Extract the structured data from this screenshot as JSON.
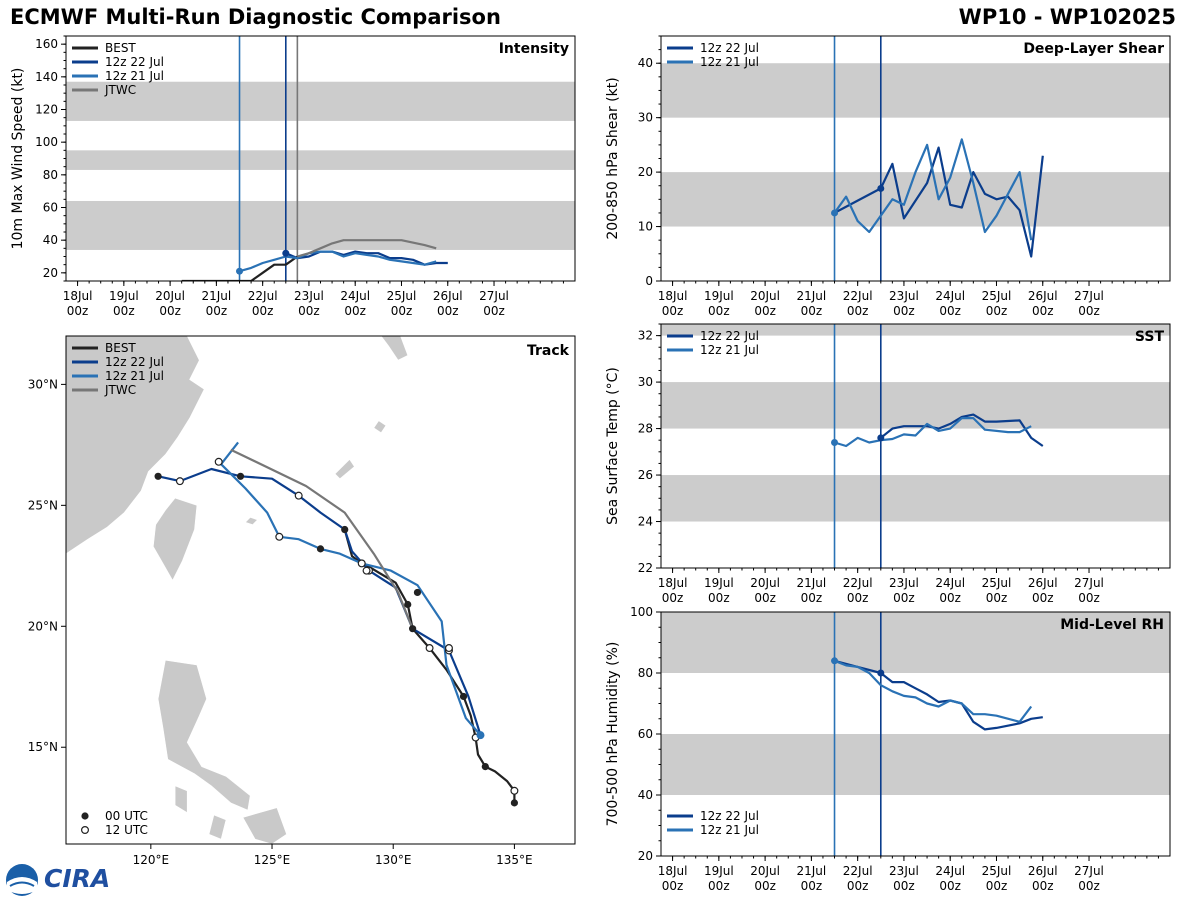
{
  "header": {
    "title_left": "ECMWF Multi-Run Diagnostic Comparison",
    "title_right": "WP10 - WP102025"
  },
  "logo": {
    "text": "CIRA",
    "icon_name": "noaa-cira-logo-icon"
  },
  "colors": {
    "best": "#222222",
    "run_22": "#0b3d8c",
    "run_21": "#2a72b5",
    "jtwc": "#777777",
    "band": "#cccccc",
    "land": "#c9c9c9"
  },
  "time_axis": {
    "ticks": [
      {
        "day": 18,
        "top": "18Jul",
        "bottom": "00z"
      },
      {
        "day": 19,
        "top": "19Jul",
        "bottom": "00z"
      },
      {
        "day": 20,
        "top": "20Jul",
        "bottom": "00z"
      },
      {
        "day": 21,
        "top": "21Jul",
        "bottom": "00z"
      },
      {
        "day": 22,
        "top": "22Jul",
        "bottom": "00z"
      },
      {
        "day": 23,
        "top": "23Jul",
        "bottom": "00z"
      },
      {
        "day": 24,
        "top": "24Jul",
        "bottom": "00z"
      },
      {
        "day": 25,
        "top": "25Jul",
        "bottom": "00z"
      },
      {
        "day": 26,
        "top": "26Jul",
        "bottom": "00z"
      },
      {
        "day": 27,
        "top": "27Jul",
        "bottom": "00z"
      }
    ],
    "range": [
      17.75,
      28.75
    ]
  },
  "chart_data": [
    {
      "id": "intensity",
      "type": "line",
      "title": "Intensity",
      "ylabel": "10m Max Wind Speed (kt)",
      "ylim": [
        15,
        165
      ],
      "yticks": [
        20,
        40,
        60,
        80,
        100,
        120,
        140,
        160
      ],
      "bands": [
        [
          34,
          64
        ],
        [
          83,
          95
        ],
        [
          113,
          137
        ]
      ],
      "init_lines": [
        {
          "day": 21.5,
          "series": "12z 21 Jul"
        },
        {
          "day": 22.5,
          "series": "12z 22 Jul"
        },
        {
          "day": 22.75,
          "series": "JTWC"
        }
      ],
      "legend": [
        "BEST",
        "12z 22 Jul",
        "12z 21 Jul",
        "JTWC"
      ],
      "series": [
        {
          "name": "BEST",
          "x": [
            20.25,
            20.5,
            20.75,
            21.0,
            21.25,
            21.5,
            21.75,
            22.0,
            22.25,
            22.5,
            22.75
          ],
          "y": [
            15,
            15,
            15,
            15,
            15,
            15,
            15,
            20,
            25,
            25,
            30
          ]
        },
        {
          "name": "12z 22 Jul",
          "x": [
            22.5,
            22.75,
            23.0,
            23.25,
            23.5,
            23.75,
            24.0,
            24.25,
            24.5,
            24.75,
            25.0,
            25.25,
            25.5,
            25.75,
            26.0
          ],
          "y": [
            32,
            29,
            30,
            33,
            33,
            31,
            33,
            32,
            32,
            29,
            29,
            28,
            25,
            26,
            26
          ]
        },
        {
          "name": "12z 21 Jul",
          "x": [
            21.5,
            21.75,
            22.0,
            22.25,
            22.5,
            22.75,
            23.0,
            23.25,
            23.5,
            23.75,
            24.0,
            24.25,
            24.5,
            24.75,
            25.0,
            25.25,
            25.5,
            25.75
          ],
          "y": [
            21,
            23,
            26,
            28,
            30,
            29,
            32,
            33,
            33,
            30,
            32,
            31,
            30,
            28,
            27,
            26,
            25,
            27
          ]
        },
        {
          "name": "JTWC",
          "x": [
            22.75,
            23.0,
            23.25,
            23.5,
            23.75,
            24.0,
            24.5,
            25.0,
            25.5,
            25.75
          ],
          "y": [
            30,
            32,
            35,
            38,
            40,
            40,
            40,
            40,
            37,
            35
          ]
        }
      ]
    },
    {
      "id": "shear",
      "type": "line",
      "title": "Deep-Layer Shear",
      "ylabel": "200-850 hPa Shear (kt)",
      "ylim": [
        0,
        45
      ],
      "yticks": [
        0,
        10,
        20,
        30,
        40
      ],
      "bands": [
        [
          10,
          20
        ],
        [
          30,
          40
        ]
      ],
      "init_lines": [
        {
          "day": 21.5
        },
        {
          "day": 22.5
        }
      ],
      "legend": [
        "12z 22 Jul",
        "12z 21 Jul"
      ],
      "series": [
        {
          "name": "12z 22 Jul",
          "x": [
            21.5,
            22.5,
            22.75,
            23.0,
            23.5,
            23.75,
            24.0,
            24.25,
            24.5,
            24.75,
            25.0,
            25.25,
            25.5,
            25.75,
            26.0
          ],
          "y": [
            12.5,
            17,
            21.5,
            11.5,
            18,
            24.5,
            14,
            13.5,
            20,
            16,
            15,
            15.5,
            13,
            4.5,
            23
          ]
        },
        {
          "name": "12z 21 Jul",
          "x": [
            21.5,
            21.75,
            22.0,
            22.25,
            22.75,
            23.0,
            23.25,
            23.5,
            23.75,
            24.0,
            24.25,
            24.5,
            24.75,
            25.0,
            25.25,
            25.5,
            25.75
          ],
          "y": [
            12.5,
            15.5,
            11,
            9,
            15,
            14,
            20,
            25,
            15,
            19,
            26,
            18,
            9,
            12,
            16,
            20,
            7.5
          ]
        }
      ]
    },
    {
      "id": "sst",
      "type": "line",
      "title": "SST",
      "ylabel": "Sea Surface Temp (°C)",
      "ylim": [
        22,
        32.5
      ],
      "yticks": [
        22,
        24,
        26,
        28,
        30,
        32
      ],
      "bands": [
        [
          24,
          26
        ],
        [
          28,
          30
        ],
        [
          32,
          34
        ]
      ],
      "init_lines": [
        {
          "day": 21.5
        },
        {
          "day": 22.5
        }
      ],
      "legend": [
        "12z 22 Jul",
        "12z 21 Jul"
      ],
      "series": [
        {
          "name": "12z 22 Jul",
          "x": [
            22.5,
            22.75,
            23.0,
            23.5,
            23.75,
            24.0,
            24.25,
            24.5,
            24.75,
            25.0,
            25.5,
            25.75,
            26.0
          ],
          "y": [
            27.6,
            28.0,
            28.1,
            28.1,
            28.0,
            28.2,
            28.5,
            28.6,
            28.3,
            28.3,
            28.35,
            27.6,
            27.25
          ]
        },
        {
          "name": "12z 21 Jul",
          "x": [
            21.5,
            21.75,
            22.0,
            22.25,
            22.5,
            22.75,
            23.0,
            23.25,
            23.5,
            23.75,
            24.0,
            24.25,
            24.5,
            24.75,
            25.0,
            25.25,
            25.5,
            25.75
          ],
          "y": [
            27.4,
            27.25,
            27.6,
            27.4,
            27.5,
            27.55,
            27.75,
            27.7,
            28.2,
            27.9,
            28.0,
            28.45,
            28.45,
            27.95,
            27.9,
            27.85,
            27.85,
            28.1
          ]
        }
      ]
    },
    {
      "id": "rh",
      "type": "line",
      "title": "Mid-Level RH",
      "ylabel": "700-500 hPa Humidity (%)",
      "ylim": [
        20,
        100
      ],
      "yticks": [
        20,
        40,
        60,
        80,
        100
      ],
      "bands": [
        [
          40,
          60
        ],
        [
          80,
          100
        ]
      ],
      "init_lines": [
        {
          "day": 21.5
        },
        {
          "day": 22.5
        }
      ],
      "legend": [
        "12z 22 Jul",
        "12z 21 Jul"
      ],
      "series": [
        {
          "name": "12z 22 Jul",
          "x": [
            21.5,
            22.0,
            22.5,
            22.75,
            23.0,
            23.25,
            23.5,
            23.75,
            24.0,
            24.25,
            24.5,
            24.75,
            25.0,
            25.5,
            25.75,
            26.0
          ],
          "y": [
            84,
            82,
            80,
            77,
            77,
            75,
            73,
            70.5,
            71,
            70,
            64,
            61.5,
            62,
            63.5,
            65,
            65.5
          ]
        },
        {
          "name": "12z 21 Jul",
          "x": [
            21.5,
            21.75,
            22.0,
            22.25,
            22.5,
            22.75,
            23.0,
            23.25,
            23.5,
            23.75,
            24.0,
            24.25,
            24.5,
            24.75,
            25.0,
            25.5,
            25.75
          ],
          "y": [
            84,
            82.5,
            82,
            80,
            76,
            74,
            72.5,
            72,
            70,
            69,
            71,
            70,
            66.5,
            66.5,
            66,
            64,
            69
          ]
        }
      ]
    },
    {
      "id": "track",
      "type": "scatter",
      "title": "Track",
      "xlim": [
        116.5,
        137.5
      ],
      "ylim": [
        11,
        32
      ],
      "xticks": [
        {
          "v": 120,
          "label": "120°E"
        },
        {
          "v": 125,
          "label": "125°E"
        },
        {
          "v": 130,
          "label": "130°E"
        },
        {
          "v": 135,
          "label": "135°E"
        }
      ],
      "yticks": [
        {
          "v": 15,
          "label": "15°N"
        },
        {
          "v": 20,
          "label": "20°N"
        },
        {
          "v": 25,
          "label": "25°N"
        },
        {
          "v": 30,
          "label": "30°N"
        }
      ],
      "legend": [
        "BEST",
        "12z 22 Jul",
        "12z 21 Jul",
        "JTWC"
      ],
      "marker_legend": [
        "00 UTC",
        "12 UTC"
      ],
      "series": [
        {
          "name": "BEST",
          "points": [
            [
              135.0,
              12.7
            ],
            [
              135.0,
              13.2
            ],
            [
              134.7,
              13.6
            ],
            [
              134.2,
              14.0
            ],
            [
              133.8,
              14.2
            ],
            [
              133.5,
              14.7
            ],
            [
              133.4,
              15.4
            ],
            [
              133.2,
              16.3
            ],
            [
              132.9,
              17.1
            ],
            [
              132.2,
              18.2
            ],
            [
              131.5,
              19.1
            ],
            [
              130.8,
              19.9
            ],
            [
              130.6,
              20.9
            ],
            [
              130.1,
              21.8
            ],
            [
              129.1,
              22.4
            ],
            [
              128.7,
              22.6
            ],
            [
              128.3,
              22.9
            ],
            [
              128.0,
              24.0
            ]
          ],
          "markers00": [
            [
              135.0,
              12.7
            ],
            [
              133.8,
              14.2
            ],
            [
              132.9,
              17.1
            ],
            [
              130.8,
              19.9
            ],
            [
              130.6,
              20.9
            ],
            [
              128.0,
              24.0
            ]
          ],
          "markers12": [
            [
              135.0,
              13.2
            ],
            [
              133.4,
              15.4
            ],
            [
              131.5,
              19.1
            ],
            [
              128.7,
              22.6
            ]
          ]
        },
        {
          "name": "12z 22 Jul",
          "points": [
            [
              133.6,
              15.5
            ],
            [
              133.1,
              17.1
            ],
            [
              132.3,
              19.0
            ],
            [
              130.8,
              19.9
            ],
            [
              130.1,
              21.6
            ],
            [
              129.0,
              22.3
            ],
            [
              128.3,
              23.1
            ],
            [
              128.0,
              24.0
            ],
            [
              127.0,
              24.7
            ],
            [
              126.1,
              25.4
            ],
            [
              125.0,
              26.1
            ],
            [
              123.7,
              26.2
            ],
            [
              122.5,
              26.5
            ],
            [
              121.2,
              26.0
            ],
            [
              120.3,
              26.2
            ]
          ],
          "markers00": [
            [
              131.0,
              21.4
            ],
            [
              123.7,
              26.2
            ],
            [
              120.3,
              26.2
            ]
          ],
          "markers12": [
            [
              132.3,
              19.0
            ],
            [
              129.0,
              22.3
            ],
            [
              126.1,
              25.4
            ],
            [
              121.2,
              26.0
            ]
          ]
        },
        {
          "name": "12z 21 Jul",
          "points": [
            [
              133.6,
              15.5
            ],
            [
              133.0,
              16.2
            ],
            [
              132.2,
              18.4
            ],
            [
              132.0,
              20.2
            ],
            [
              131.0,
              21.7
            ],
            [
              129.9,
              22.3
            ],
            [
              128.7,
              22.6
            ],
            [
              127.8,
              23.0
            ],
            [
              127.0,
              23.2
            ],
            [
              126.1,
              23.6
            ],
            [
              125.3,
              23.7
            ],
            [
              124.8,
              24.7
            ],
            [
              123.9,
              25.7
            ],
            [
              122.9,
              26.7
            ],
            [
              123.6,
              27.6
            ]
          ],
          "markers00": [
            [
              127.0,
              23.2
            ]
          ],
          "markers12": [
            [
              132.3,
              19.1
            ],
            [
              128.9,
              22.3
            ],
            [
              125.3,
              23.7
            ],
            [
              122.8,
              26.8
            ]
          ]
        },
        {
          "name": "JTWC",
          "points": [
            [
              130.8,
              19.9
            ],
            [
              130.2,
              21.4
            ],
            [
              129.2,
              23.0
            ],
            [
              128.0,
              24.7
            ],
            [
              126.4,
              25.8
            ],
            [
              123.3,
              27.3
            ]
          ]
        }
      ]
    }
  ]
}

####

EXERCISE OBJECTIVE: Find all lines holding the string "ylabel" and copy them.

RESULT OF THE TASK:
      "ylabel": "10m Max Wind Speed (kt)",
      "ylabel": "200-850 hPa Shear (kt)",
      "ylabel": "Sea Surface Temp (°C)",
      "ylabel": "700-500 hPa Humidity (%)",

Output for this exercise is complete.